--- begin Dataset records ---

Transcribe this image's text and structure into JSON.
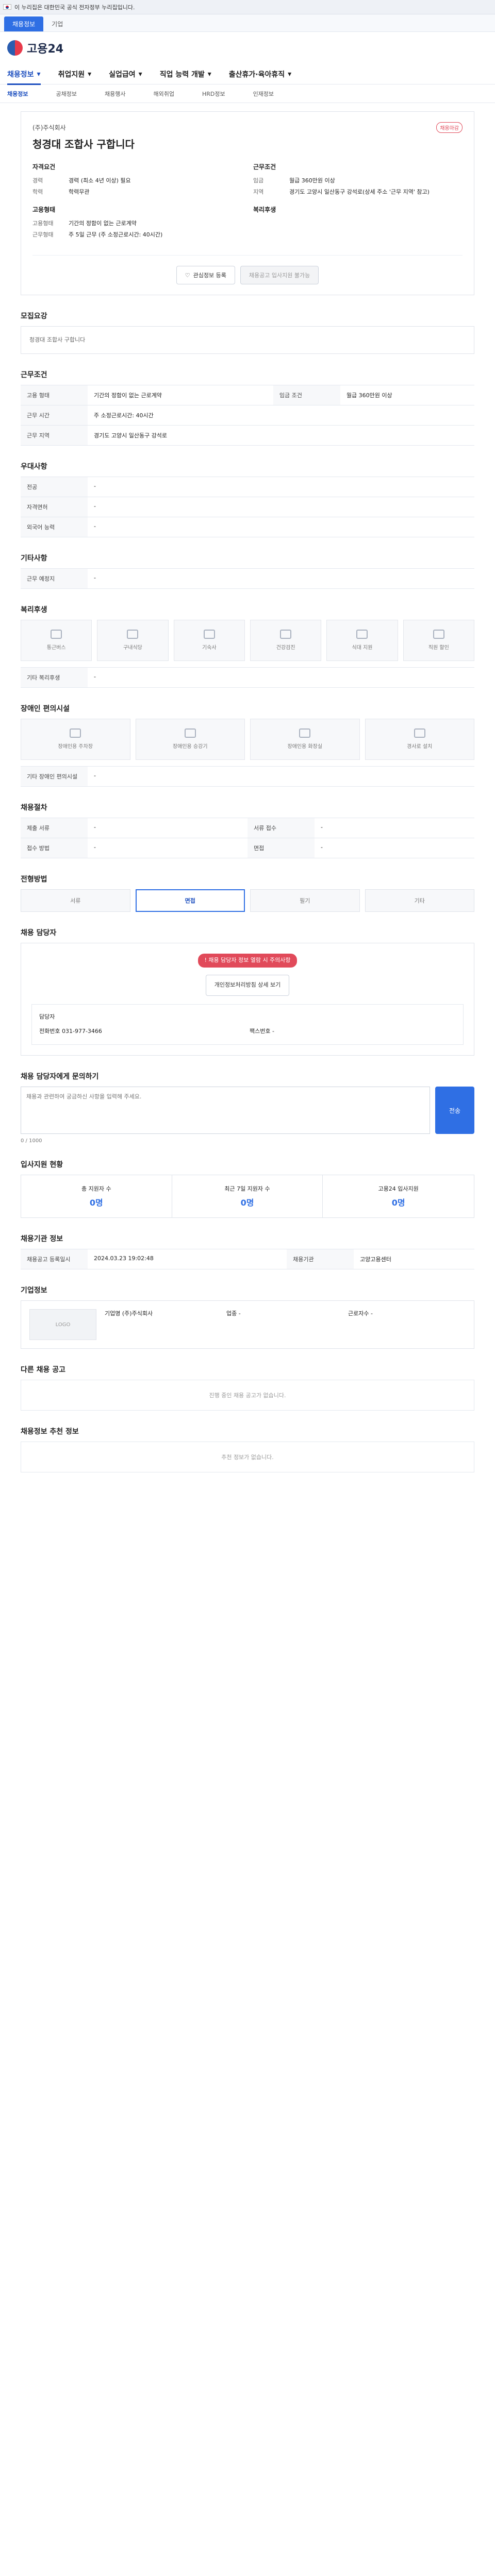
{
  "govbar": {
    "text": "이 누리집은 대한민국 공식 전자정부 누리집입니다."
  },
  "tabs": [
    "채용정보",
    "기업"
  ],
  "brand": {
    "name": "고용24"
  },
  "nav": [
    "채용정보",
    "취업지원",
    "실업급여",
    "직업 능력 개발",
    "출산휴가·육아휴직"
  ],
  "subnav": [
    "채용정보",
    "공채정보",
    "채용행사",
    "해외취업",
    "HRD정보",
    "인재정보"
  ],
  "hero": {
    "company": "(주)주식회사",
    "badge": "채용마감",
    "title": "청경대 조합사 구합니다",
    "left_title": "자격요건",
    "left": [
      {
        "k": "경력",
        "v": "경력 (최소 4년 이상) 필요"
      },
      {
        "k": "학력",
        "v": "학력무관"
      }
    ],
    "left2_title": "고용형태",
    "left2": [
      {
        "k": "고용형태",
        "v": "기간의 정함이 없는 근로계약"
      },
      {
        "k": "근무형태",
        "v": "주 5일 근무 (주 소정근로시간: 40시간)"
      }
    ],
    "right_title": "근무조건",
    "right": [
      {
        "k": "임금",
        "v": "월급 360만원 이상"
      },
      {
        "k": "지역",
        "v": "경기도 고양시 일산동구 강석로(상세 주소 '근무 지역' 참고)"
      }
    ],
    "right2_title": "복리후생",
    "right2": [],
    "btn_save": "관심정보 등록",
    "btn_share": "채용공고 입사지원 불가능"
  },
  "sec_recruit": {
    "title": "모집요강",
    "body": "청경대 조합사 구합니다"
  },
  "sec_conditions": {
    "title": "근무조건"
  },
  "sec_requirements": {
    "title": "우대사항"
  },
  "sec_extra": {
    "title": "기타사항"
  },
  "sec_welfare": {
    "title": "복리후생",
    "items": [
      "통근버스",
      "구내식당",
      "기숙사",
      "건강검진",
      "식대 지원",
      "직원 할인"
    ],
    "etc_label": "기타 복리후생"
  },
  "sec_disab": {
    "title": "장애인 편의시설",
    "items": [
      "장애인용 주차장",
      "장애인용 승강기",
      "장애인용 화장실",
      "경사로 설치"
    ],
    "etc_label": "기타 장애인 편의시설"
  },
  "sec_process": {
    "title": "채용절차"
  },
  "sec_method": {
    "title": "전형방법",
    "steps": [
      "서류",
      "면접",
      "필기",
      "기타"
    ]
  },
  "sec_contact": {
    "title": "채용 담당자",
    "alert": "채용 담당자 정보 열람 시 주의사항",
    "btn": "개인정보처리방침 상세 보기",
    "name_label": "담당자",
    "phone_label": "전화번호",
    "phone": "031-977-3466",
    "fax_label": "팩스번호",
    "fax": "-"
  },
  "sec_qa": {
    "title": "채용 담당자에게 문의하기",
    "placeholder": "채용과 관련하여 궁금하신 사항을 입력해 주세요.",
    "submit": "전송",
    "count": "0 / 1000"
  },
  "sec_stats": {
    "title": "입사지원 현황",
    "items": [
      {
        "label": "총 지원자 수",
        "v": "0명"
      },
      {
        "label": "최근 7일 지원자 수",
        "v": "0명"
      },
      {
        "label": "고용24 입사지원",
        "v": "0명"
      }
    ]
  },
  "sec_info": {
    "title": "채용기관 정보",
    "rows": [
      {
        "k": "채용공고 등록일시",
        "v": "2024.03.23 19:02:48"
      },
      {
        "k": "채용기관",
        "v": "고양고용센터"
      }
    ]
  },
  "sec_company": {
    "title": "기업정보",
    "logo": "LOGO",
    "items": [
      {
        "k": "기업명",
        "v": "(주)주식회사"
      },
      {
        "k": "업종",
        "v": "-"
      },
      {
        "k": "근로자수",
        "v": "-"
      }
    ]
  },
  "sec_same": {
    "title": "다른 채용 공고",
    "empty": "진행 중인 채용 공고가 없습니다."
  },
  "sec_similar": {
    "title": "채용정보 추천 정보",
    "empty": "추천 정보가 없습니다."
  }
}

--- end Dataset records ---

• [Aim of the exercise]: Find the lines above that contain the word "empty" and collect them.

• [Result below]:
    "empty": "진행 중인 채용 공고가 없습니다."
    "empty": "추천 정보가 없습니다."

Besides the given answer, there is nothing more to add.